>> BEGIN Passage

OCaml function parameter pattern matching for strings - ocaml

I tried to pass a string in to get a reversed string. Why can't I do this:
let rec reverse x =
match x with
| "" -> ""
| e ^ s -> (reverse s) ^ e;;
The compiler says it's a syntax error. Can't I use ^ to destructure parameters?

The reason for this is that strings are not represented as a datatype in the same way as lists are. Therefore, while cons (::) is a constructor, ^ is not. Instead, strings are represented as a lower level type without a recursive definition (as lists are). There is a way to match strings as a list of characters, using a function from SML (which you can write in OCaml) called explode and implode which -- respectively -- take a string to a char list and vice versa. Here's an example implementation of them.

As Kristopher Micinski explained, you can't decompose strings using pattern matching as you do with lists.
But you can convert them to lists, using explode. Here's your reverse function with pattern matching using explode and its counterpart implode:
let rec reverse str =
match explode str with
[] -> ""
| h::t -> reverse (implode t) ^ string_of_char h
Use it like this:
let () =
let text = "Stack Overflow ♥ OCaml" in
Printf.printf "Regular: %s\n" text;
Printf.printf "Reversed: %s\n" (reverse text)
Which shows that it works for single-byte characters but not for multi-byte ones.
And here are explode and implode along with a helper method:
let string_of_char c = String.make 1 c
(* Converts a string to a list of chars *)
let explode str =
let rec explode_inner cur_index chars =
if cur_index < String.length str then
let new_char = str.[cur_index] in
explode_inner (cur_index + 1) (chars # [new_char])
else chars in
explode_inner 0 []
(* Converts a list of chars to a string *)
let rec implode chars =
match chars with
[] -> ""
| h::t -> string_of_char h ^ (implode t)

>> END Passage
>> BEGIN Material

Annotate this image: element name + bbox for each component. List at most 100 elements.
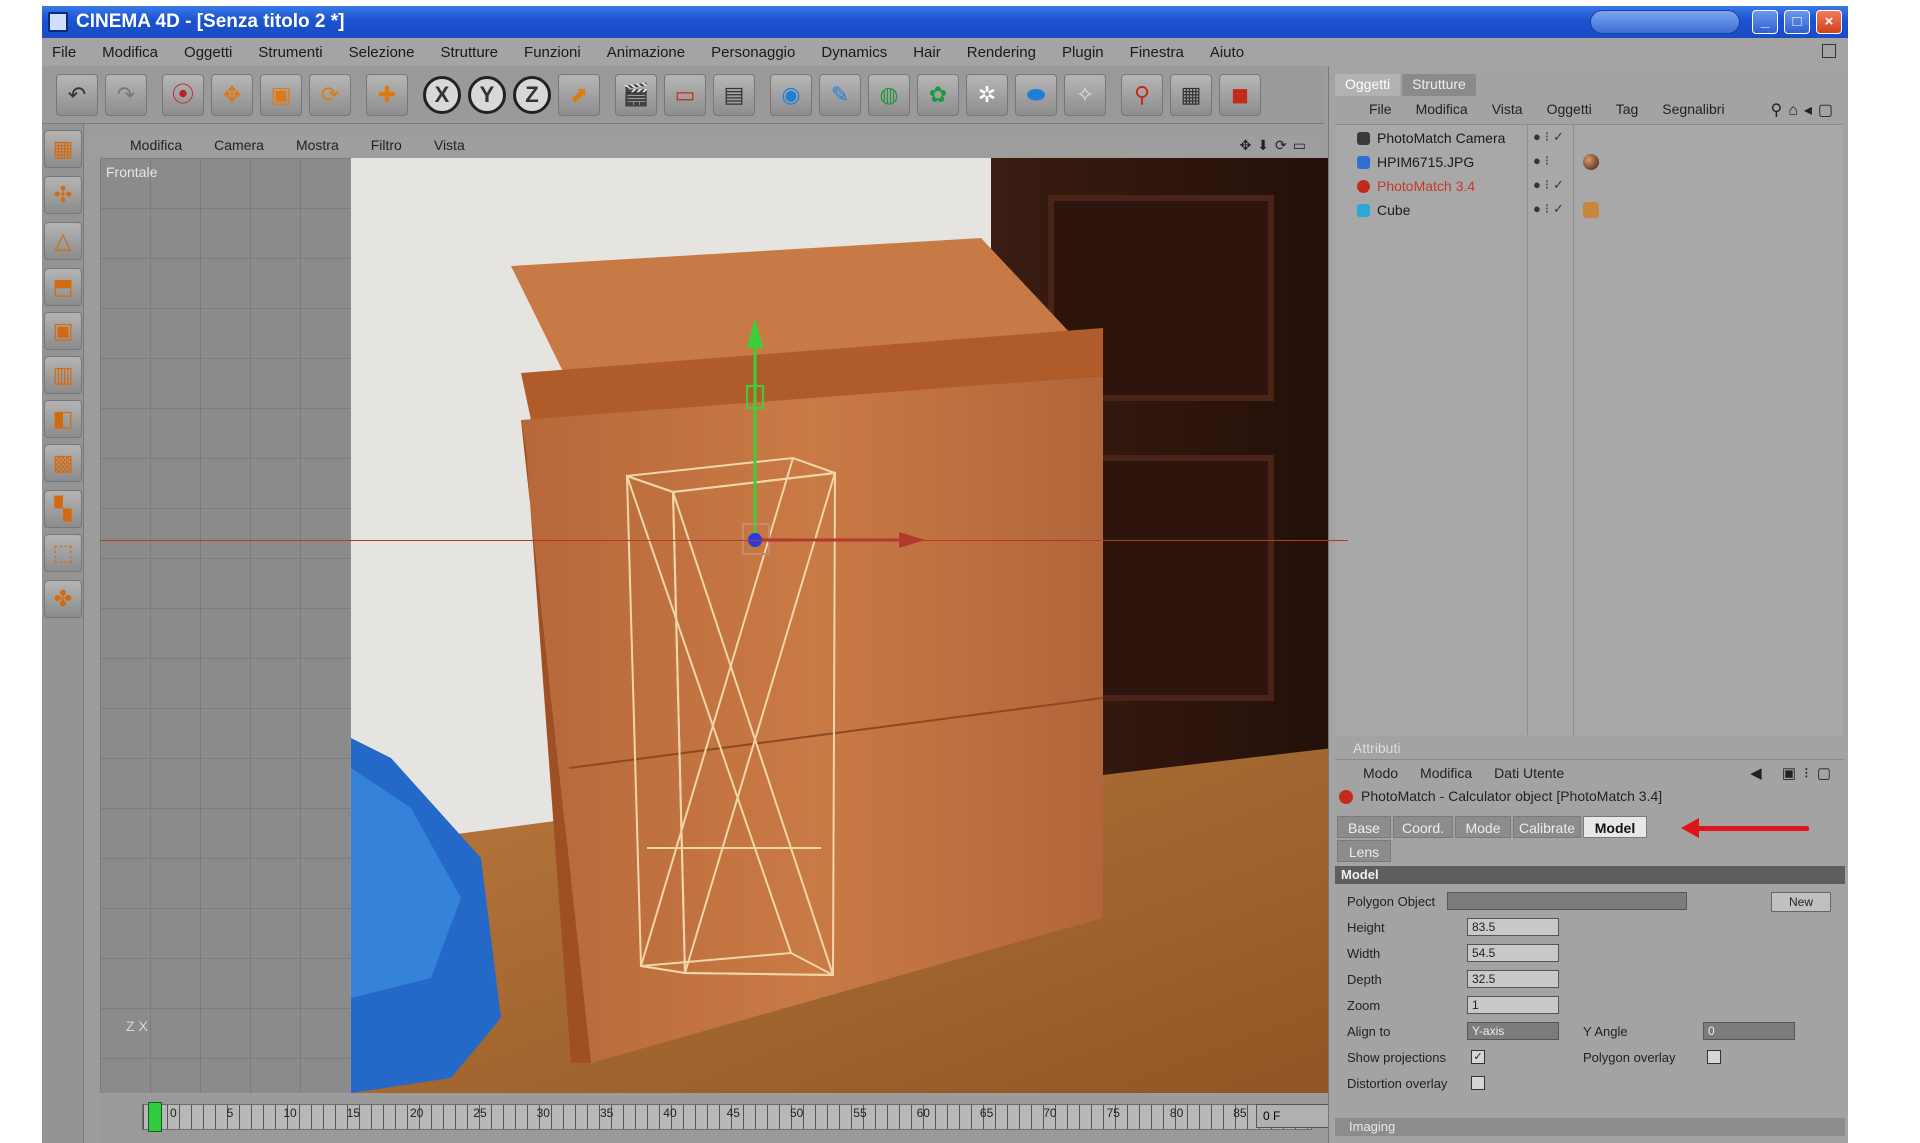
lock-icon[interactable]: ◀ ▣⁝▢ [1750,764,1839,782]
viewport-menu-vista[interactable]: Vista [434,137,465,153]
width-field[interactable]: 54.5 [1467,944,1559,962]
array-icon[interactable]: ✿ [917,73,959,116]
menu-funzioni[interactable]: Funzioni [524,44,581,61]
deformer-icon[interactable]: ✲ [966,73,1008,116]
attrmenu-modo[interactable]: Modo [1363,765,1398,781]
timeline[interactable]: 0 5 10 15 20 25 30 35 40 45 50 55 60 65 … [100,1096,1348,1143]
menu-hair[interactable]: Hair [913,44,941,61]
redo-icon[interactable]: ↷ [105,73,147,116]
menu-modifica[interactable]: Modifica [102,44,158,61]
object-row-hpim6715[interactable]: HPIM6715.JPG ●⁝ [1335,151,1843,173]
render-view-icon[interactable]: 🎬 [615,73,657,116]
viewport-menu-modifica[interactable]: Modifica [130,137,182,153]
attrmenu-modifica[interactable]: Modifica [1420,765,1472,781]
minimize-button[interactable]: _ [1752,10,1778,34]
menu-selezione[interactable]: Selezione [349,44,415,61]
y-axis-lock-icon[interactable]: Y [468,75,506,114]
viewport-menu-camera[interactable]: Camera [214,137,264,153]
undo-icon[interactable]: ↶ [56,73,98,116]
new-button[interactable]: New [1771,892,1831,912]
object-row-photomatch-camera[interactable]: PhotoMatch Camera ●⁝✓ [1335,127,1843,149]
visibility-flags[interactable]: ●⁝✓ [1533,177,1568,193]
objmenu-file[interactable]: File [1369,101,1392,117]
texture-tag-icon[interactable] [1583,202,1599,218]
visibility-flags[interactable]: ●⁝✓ [1533,201,1568,217]
y-angle-field[interactable]: 0 [1703,1022,1795,1040]
menu-oggetti[interactable]: Oggetti [184,44,232,61]
menu-personaggio[interactable]: Personaggio [711,44,795,61]
material-tag-icon[interactable] [1583,154,1599,170]
zoom-field[interactable]: 1 [1467,996,1559,1014]
show-projections-checkbox[interactable]: ✓ [1471,1050,1485,1064]
tab-strutture[interactable]: Strutture [1402,74,1476,96]
object-row-cube[interactable]: Cube ●⁝✓ [1335,199,1843,221]
objmenu-vista[interactable]: Vista [1492,101,1523,117]
menu-finestra[interactable]: Finestra [1130,44,1184,61]
viewport-menu-filtro[interactable]: Filtro [371,137,402,153]
viewport-navigation-icons[interactable]: ✥⬇⟳▭ [1240,137,1312,154]
primitive-cube-icon[interactable]: ◉ [770,73,812,116]
height-field[interactable]: 83.5 [1467,918,1559,936]
scene-object-icon[interactable]: ⬬ [1015,73,1057,116]
menu-animazione[interactable]: Animazione [607,44,685,61]
move-icon[interactable]: ✥ [211,73,253,116]
menu-file[interactable]: File [52,44,76,61]
search-icon[interactable]: ⚲⌂◂▢ [1770,100,1839,120]
tab-mode[interactable]: Mode [1455,816,1511,838]
pin-icon[interactable] [1822,44,1836,58]
viewport-3d[interactable]: Frontale Z X [100,158,1348,1093]
object-axis-icon[interactable]: ✣ [44,176,82,214]
menu-aiuto[interactable]: Aiuto [1210,44,1244,61]
viewport-menu-mostra[interactable]: Mostra [296,137,339,153]
imaging-group-header[interactable]: Imaging [1335,1118,1845,1136]
render-picture-viewer-icon[interactable]: ▭ [664,73,706,116]
menu-plugin[interactable]: Plugin [1062,44,1104,61]
align-dropdown[interactable]: Y-axis [1467,1022,1559,1040]
object-row-photomatch[interactable]: PhotoMatch 3.4 ●⁝✓ [1335,175,1843,197]
menu-dynamics[interactable]: Dynamics [821,44,887,61]
render-settings-icon[interactable]: ▤ [713,73,755,116]
tab-model[interactable]: Model [1583,816,1647,838]
tab-lens[interactable]: Lens [1337,840,1391,862]
menu-strutture[interactable]: Strutture [441,44,499,61]
rotate-icon[interactable]: ⟳ [309,73,351,116]
tab-coord[interactable]: Coord. [1393,816,1453,838]
tab-calibrate[interactable]: Calibrate [1513,816,1581,838]
menu-rendering[interactable]: Rendering [967,44,1036,61]
objmenu-modifica[interactable]: Modifica [1416,101,1468,117]
world-coordinates-icon[interactable]: ✚ [366,73,408,116]
objmenu-tag[interactable]: Tag [1616,101,1639,117]
edge-mode-icon[interactable]: ▥ [44,356,82,394]
maximize-button[interactable]: □ [1784,10,1810,34]
point-mode-icon[interactable]: ▣ [44,312,82,350]
objmenu-segnalibri[interactable]: Segnalibri [1662,101,1724,117]
workplane-icon[interactable]: ⬚ [44,534,82,572]
photomatch-plugin-icon[interactable]: ◼ [1219,73,1261,116]
visibility-flags[interactable]: ●⁝✓ [1533,129,1568,145]
polygon-overlay-checkbox[interactable] [1707,1050,1721,1064]
camera-icon[interactable]: ⚲ [1121,73,1163,116]
layout-icon[interactable]: ▦ [1170,73,1212,116]
tab-base[interactable]: Base [1337,816,1391,838]
coordinate-system-icon[interactable]: ⬈ [558,73,600,116]
polygon-mode-icon[interactable]: ◧ [44,400,82,438]
light-icon[interactable]: ✧ [1064,73,1106,116]
uv-mode-icon[interactable]: ▩ [44,444,82,482]
spline-pen-icon[interactable]: ✎ [819,73,861,116]
menu-strumenti[interactable]: Strumenti [258,44,322,61]
visibility-flags[interactable]: ●⁝ [1533,153,1553,169]
objmenu-oggetti[interactable]: Oggetti [1547,101,1592,117]
attrmenu-dati-utente[interactable]: Dati Utente [1494,765,1564,781]
distortion-overlay-checkbox[interactable] [1471,1076,1485,1090]
model-mode-icon[interactable]: ▦ [44,130,82,168]
depth-field[interactable]: 32.5 [1467,970,1559,988]
polygon-object-link-field[interactable] [1447,892,1687,910]
animation-mode-icon[interactable]: ⬒ [44,268,82,306]
checker-icon[interactable]: ▚ [44,490,82,528]
tab-oggetti[interactable]: Oggetti [1335,74,1401,96]
close-button[interactable]: × [1816,10,1842,34]
texture-axis-icon[interactable]: △ [44,222,82,260]
x-axis-lock-icon[interactable]: X [423,75,461,114]
snap-icon[interactable]: ✤ [44,580,82,618]
live-select-icon[interactable]: ⦿ [162,73,204,116]
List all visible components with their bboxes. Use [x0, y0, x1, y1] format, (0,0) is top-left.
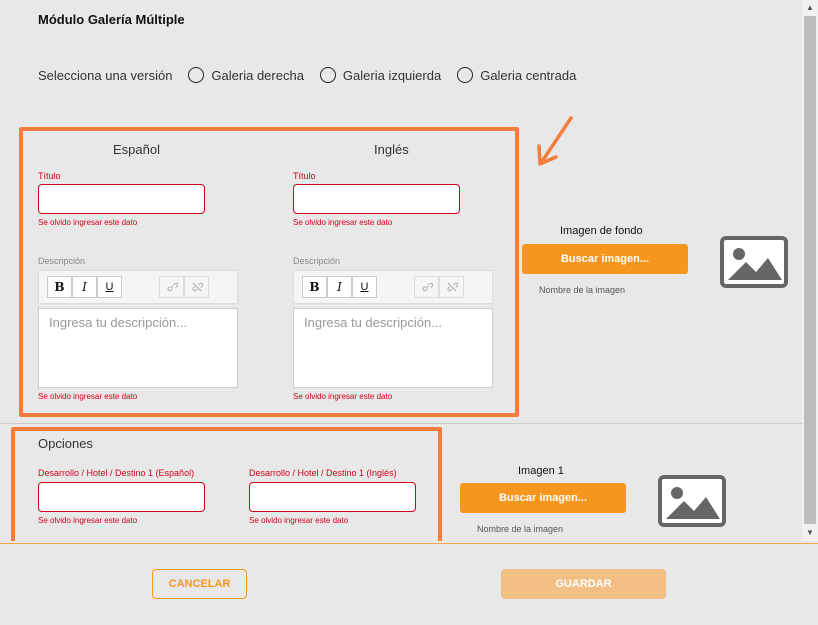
radio-label: Galeria derecha — [211, 67, 304, 83]
vertical-scrollbar[interactable]: ▲ ▼ — [802, 0, 818, 541]
modal-content: Módulo Galería Múltiple Selecciona una v… — [0, 0, 802, 541]
image1-search-button[interactable]: Buscar imagen... — [460, 483, 626, 513]
background-image-search-button[interactable]: Buscar imagen... — [522, 244, 688, 274]
image-placeholder-icon — [720, 236, 788, 288]
radio-circle[interactable] — [188, 67, 205, 83]
save-button[interactable]: GUARDAR — [501, 569, 666, 599]
annotation-highlight-box-options — [11, 427, 442, 541]
annotation-highlight-box — [19, 127, 519, 417]
section-divider — [0, 423, 802, 424]
radio-galeria-derecha[interactable]: Galeria derecha — [188, 67, 304, 83]
annotation-arrow-icon — [537, 116, 573, 166]
version-label: Selecciona una versión — [38, 67, 173, 83]
scroll-up-icon[interactable]: ▲ — [802, 0, 818, 16]
radio-circle[interactable] — [319, 67, 336, 83]
background-image-name: Nombre de la imagen — [539, 285, 626, 295]
footer-divider — [0, 543, 818, 544]
scrollbar-thumb[interactable] — [804, 16, 816, 524]
page-title: Módulo Galería Múltiple — [38, 12, 185, 27]
radio-galeria-centrada[interactable]: Galeria centrada — [457, 67, 576, 83]
cancel-button[interactable]: CANCELAR — [152, 569, 247, 599]
background-image-label: Imagen de fondo — [560, 225, 643, 237]
image-placeholder-icon — [658, 475, 726, 527]
radio-galeria-izquierda[interactable]: Galeria izquierda — [319, 67, 442, 83]
scroll-down-icon[interactable]: ▼ — [802, 525, 818, 541]
image1-label: Imagen 1 — [518, 465, 564, 477]
radio-label: Galeria izquierda — [342, 67, 442, 83]
image1-name: Nombre de la imagen — [477, 524, 564, 534]
version-selector: Selecciona una versión Galeria derecha G… — [38, 67, 592, 83]
radio-circle[interactable] — [457, 67, 474, 83]
radio-label: Galeria centrada — [480, 67, 577, 83]
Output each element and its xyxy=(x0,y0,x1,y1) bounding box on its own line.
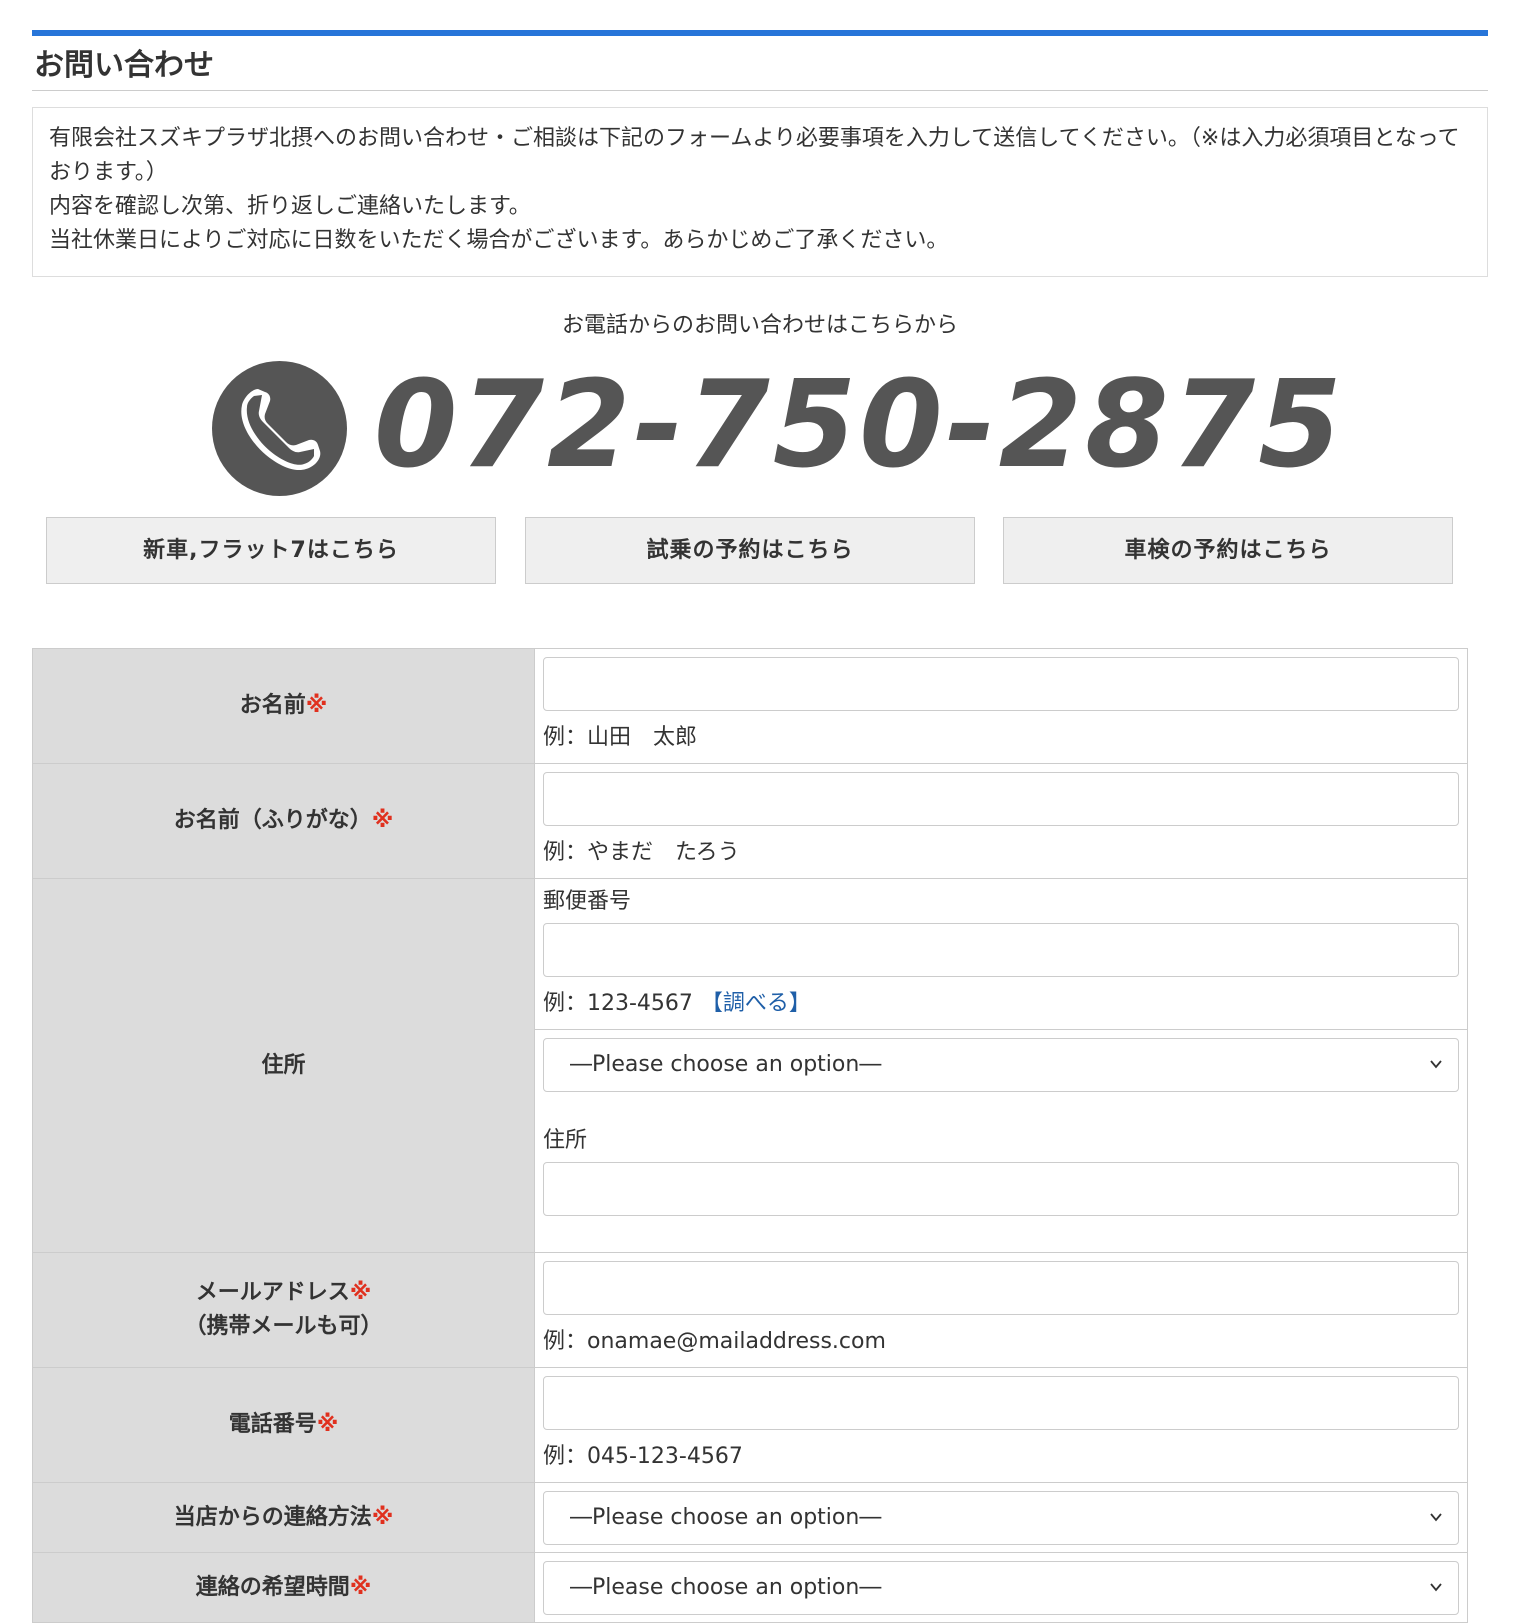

>> END Material

### What to produce
Copy the part of the OCaml string pattern matching thread starting at "I tried to pass" and ending at "do with lists.".

### Task response
I tried to pass a string in to get a reversed string. Why can't I do this:
let rec reverse x =
match x with
| "" -> ""
| e ^ s -> (reverse s) ^ e;;
The compiler says it's a syntax error. Can't I use ^ to destructure parameters?

The reason for this is that strings are not represented as a datatype in the same way as lists are. Therefore, while cons (::) is a constructor, ^ is not. Instead, strings are represented as a lower level type without a recursive definition (as lists are). There is a way to match strings as a list of characters, using a function from SML (which you can write in OCaml) called explode and implode which -- respectively -- take a string to a char list and vice versa. Here's an example implementation of them.

As Kristopher Micinski explained, you can't decompose strings using pattern matching as you do with lists.